A verbatim copy of the records is required, with all pictures left out.

━━━━━━━━

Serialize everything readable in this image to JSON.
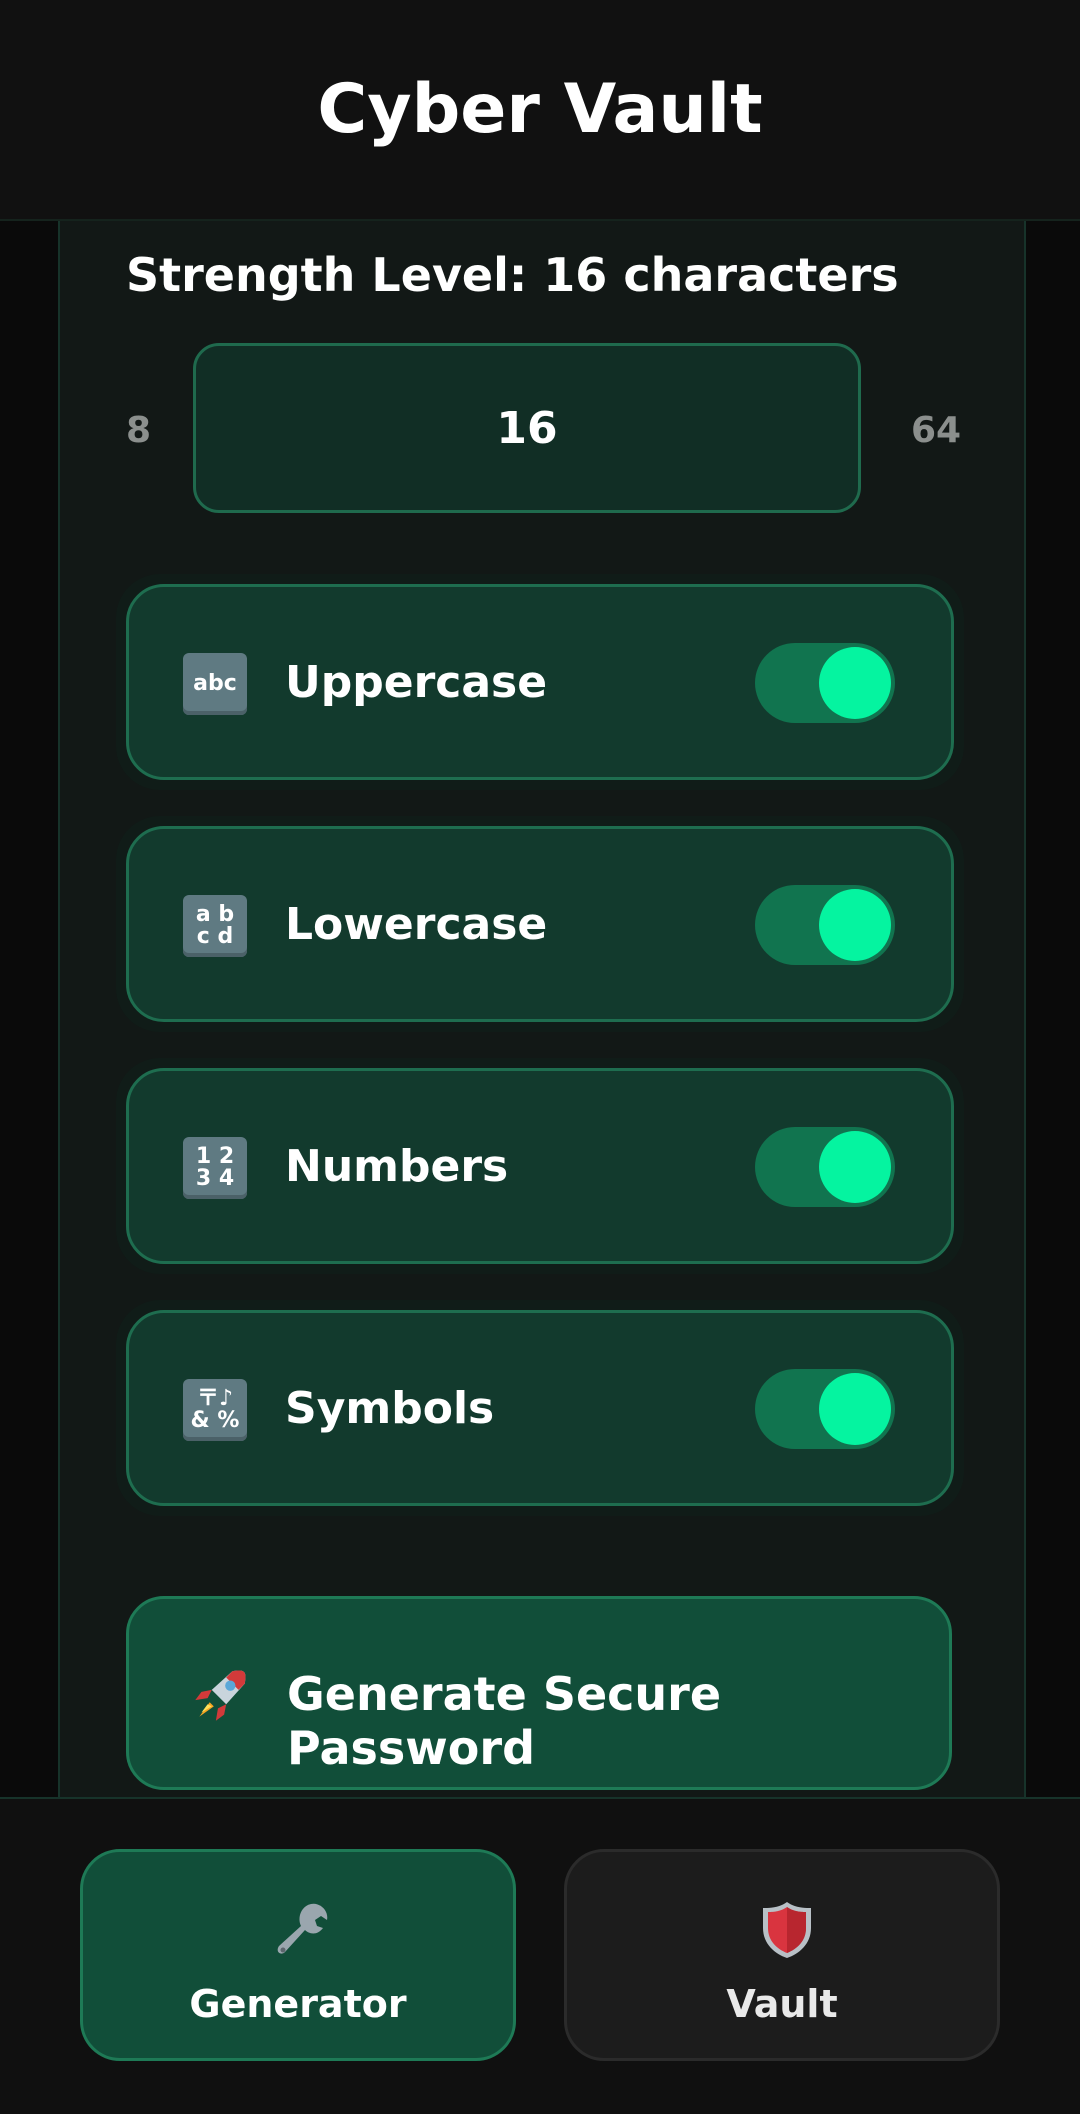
{
  "app": {
    "title": "Cyber Vault"
  },
  "generator": {
    "strength_label": "Strength Level: 16 characters",
    "length": {
      "min": "8",
      "max": "64",
      "value": "16"
    },
    "options": [
      {
        "label": "Uppercase",
        "icon": "abc-input-icon",
        "icon_text": "abc",
        "enabled": true
      },
      {
        "label": "Lowercase",
        "icon": "abcd-input-icon",
        "icon_text": "a b\nc d",
        "enabled": true
      },
      {
        "label": "Numbers",
        "icon": "numbers-input-icon",
        "icon_text": "1 2\n3 4",
        "enabled": true
      },
      {
        "label": "Symbols",
        "icon": "symbols-input-icon",
        "icon_text": "〒♪\n& %",
        "enabled": true
      }
    ],
    "generate_button": {
      "label": "Generate Secure Password",
      "icon": "rocket-icon"
    }
  },
  "bottom_nav": {
    "items": [
      {
        "label": "Generator",
        "icon": "wrench-icon",
        "active": true
      },
      {
        "label": "Vault",
        "icon": "shield-icon",
        "active": false
      }
    ]
  },
  "colors": {
    "accent": "#05f4a0",
    "card_bg": "#123a2d",
    "card_border": "#1e6d4f",
    "toggle_track": "#11744f",
    "header_bg": "#111111",
    "panel_bg": "#121816"
  }
}
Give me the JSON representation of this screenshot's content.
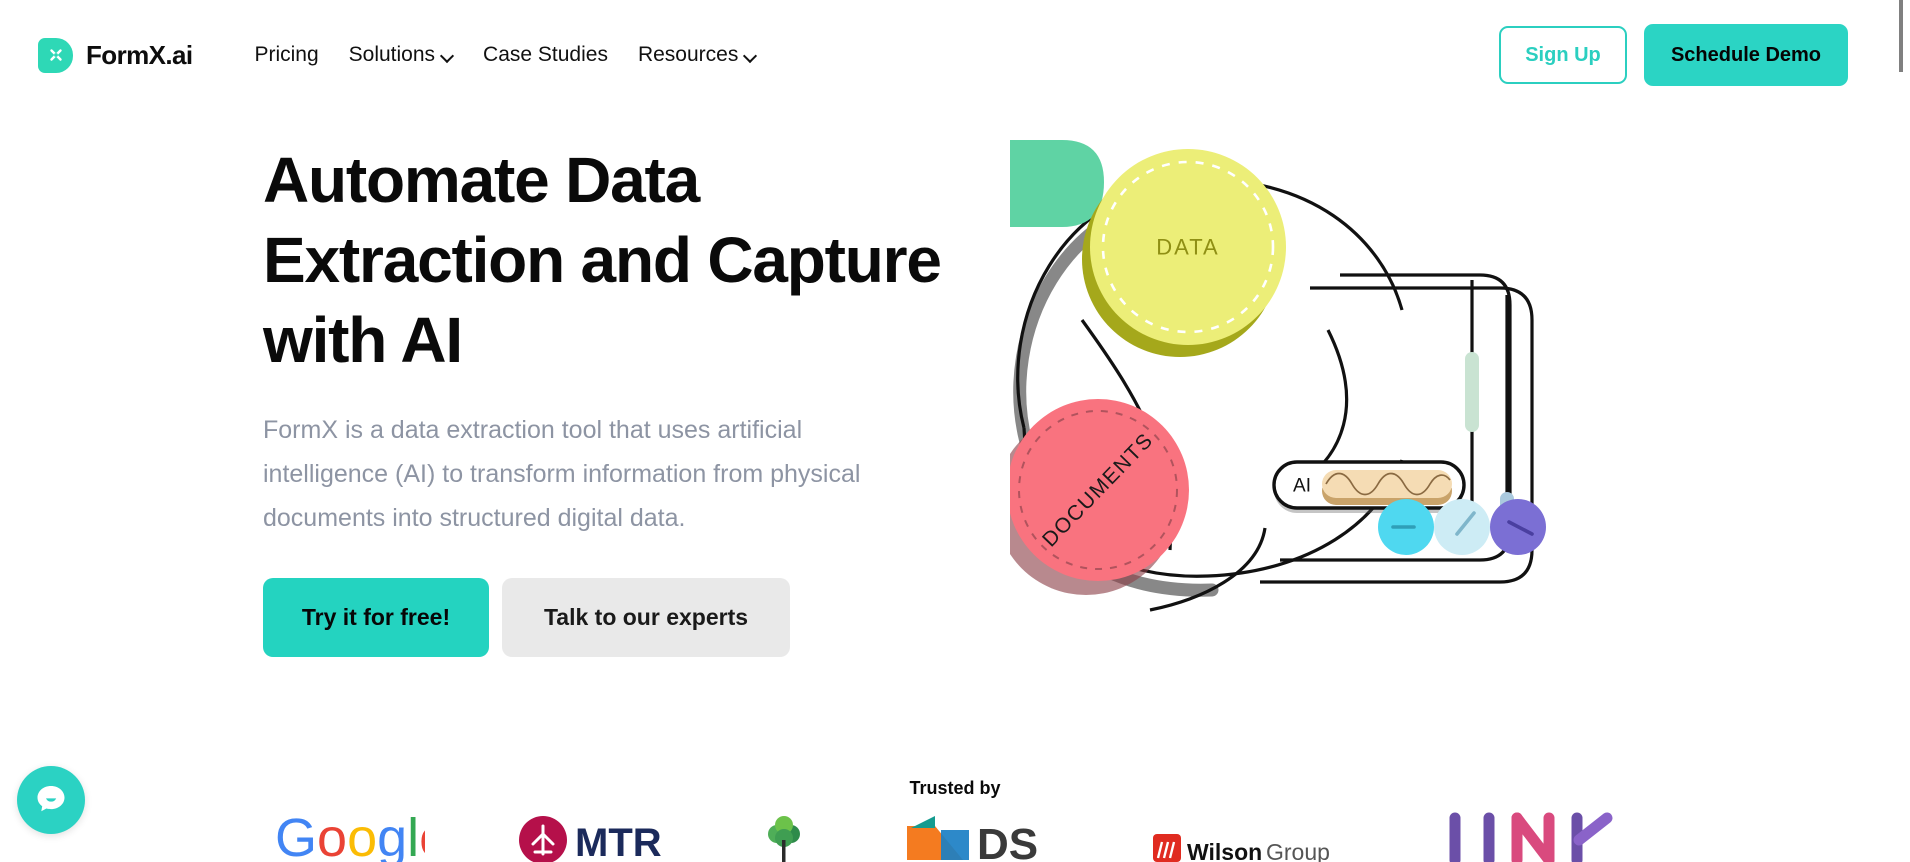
{
  "brand": {
    "name": "FormX.ai",
    "logo_icon": "formx-x-logo-icon",
    "accent": "#2ed8b6"
  },
  "nav": {
    "links": [
      {
        "label": "Pricing",
        "has_dropdown": false
      },
      {
        "label": "Solutions",
        "has_dropdown": true
      },
      {
        "label": "Case Studies",
        "has_dropdown": false
      },
      {
        "label": "Resources",
        "has_dropdown": true
      }
    ],
    "sign_up_label": "Sign Up",
    "schedule_demo_label": "Schedule Demo",
    "sign_up_color": "#2bcfc0",
    "schedule_demo_bg": "#2bd4c4"
  },
  "hero": {
    "title": "Automate Data Extraction and Capture with AI",
    "subtitle": "FormX is a data extraction tool that uses artificial intelligence (AI) to transform information from physical documents into structured digital data.",
    "primary_cta": "Try it for free!",
    "secondary_cta": "Talk to our experts",
    "primary_cta_bg": "#24d3c0",
    "secondary_cta_bg": "#e9e9e9"
  },
  "illustration": {
    "data_bubble_label": "DATA",
    "documents_bubble_label": "DOCUMENTS",
    "ai_chip_label": "AI",
    "colors": {
      "data_fill": "#ecee78",
      "data_shadow": "#a5a81b",
      "documents_fill": "#f9737f",
      "documents_shadow": "#8c4048",
      "green_block": "#5fd3a4",
      "ai_wave_fill": "#f5dcb4",
      "ai_wave_shadow": "#c9a36a",
      "dot_cyan": "#4fd8f0",
      "dot_pale": "#cdecf5",
      "dot_purple": "#7b6fd4",
      "pill_green": "#c9e3d2",
      "pill_blue": "#aac9de"
    }
  },
  "trusted": {
    "label": "Trusted by",
    "logos": [
      {
        "name": "Google",
        "text": "Google"
      },
      {
        "name": "MTR",
        "text": "MTR"
      },
      {
        "name": "tree-logo",
        "text": ""
      },
      {
        "name": "DS",
        "text": "DS"
      },
      {
        "name": "Wilson Group",
        "text": "Wilson Group"
      },
      {
        "name": "LINK",
        "text": "LINK"
      }
    ]
  },
  "chat": {
    "icon": "chat-bubble-icon",
    "bg": "#2bd2c3"
  },
  "scrollbar": {
    "thumb_color": "#808080"
  }
}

━━━━━━━━

_SOLUTION FOR THIS TASK:_
Serialize everything readable in this image to JSON.
{
  "app": {
    "title": "Cyber Vault"
  },
  "generator": {
    "strength_label": "Strength Level: 16 characters",
    "length": {
      "min": "8",
      "max": "64",
      "value": "16"
    },
    "options": [
      {
        "label": "Uppercase",
        "icon": "abc-input-icon",
        "icon_text": "abc",
        "enabled": true
      },
      {
        "label": "Lowercase",
        "icon": "abcd-input-icon",
        "icon_text": "a b\nc d",
        "enabled": true
      },
      {
        "label": "Numbers",
        "icon": "numbers-input-icon",
        "icon_text": "1 2\n3 4",
        "enabled": true
      },
      {
        "label": "Symbols",
        "icon": "symbols-input-icon",
        "icon_text": "〒♪\n& %",
        "enabled": true
      }
    ],
    "generate_button": {
      "label": "Generate Secure Password",
      "icon": "rocket-icon"
    }
  },
  "bottom_nav": {
    "items": [
      {
        "label": "Generator",
        "icon": "wrench-icon",
        "active": true
      },
      {
        "label": "Vault",
        "icon": "shield-icon",
        "active": false
      }
    ]
  },
  "colors": {
    "accent": "#05f4a0",
    "card_bg": "#123a2d",
    "card_border": "#1e6d4f",
    "toggle_track": "#11744f",
    "header_bg": "#111111",
    "panel_bg": "#121816"
  }
}
Give me the JSON representation of this screenshot's content.
{
  "brand": {
    "name": "FormX.ai",
    "logo_icon": "formx-x-logo-icon",
    "accent": "#2ed8b6"
  },
  "nav": {
    "links": [
      {
        "label": "Pricing",
        "has_dropdown": false
      },
      {
        "label": "Solutions",
        "has_dropdown": true
      },
      {
        "label": "Case Studies",
        "has_dropdown": false
      },
      {
        "label": "Resources",
        "has_dropdown": true
      }
    ],
    "sign_up_label": "Sign Up",
    "schedule_demo_label": "Schedule Demo",
    "sign_up_color": "#2bcfc0",
    "schedule_demo_bg": "#2bd4c4"
  },
  "hero": {
    "title": "Automate Data Extraction and Capture with AI",
    "subtitle": "FormX is a data extraction tool that uses artificial intelligence (AI) to transform information from physical documents into structured digital data.",
    "primary_cta": "Try it for free!",
    "secondary_cta": "Talk to our experts",
    "primary_cta_bg": "#24d3c0",
    "secondary_cta_bg": "#e9e9e9"
  },
  "illustration": {
    "data_bubble_label": "DATA",
    "documents_bubble_label": "DOCUMENTS",
    "ai_chip_label": "AI",
    "colors": {
      "data_fill": "#ecee78",
      "data_shadow": "#a5a81b",
      "documents_fill": "#f9737f",
      "documents_shadow": "#8c4048",
      "green_block": "#5fd3a4",
      "ai_wave_fill": "#f5dcb4",
      "ai_wave_shadow": "#c9a36a",
      "dot_cyan": "#4fd8f0",
      "dot_pale": "#cdecf5",
      "dot_purple": "#7b6fd4",
      "pill_green": "#c9e3d2",
      "pill_blue": "#aac9de"
    }
  },
  "trusted": {
    "label": "Trusted by",
    "logos": [
      {
        "name": "Google",
        "text": "Google"
      },
      {
        "name": "MTR",
        "text": "MTR"
      },
      {
        "name": "tree-logo",
        "text": ""
      },
      {
        "name": "DS",
        "text": "DS"
      },
      {
        "name": "Wilson Group",
        "text": "Wilson Group"
      },
      {
        "name": "LINK",
        "text": "LINK"
      }
    ]
  },
  "chat": {
    "icon": "chat-bubble-icon",
    "bg": "#2bd2c3"
  },
  "scrollbar": {
    "thumb_color": "#808080"
  }
}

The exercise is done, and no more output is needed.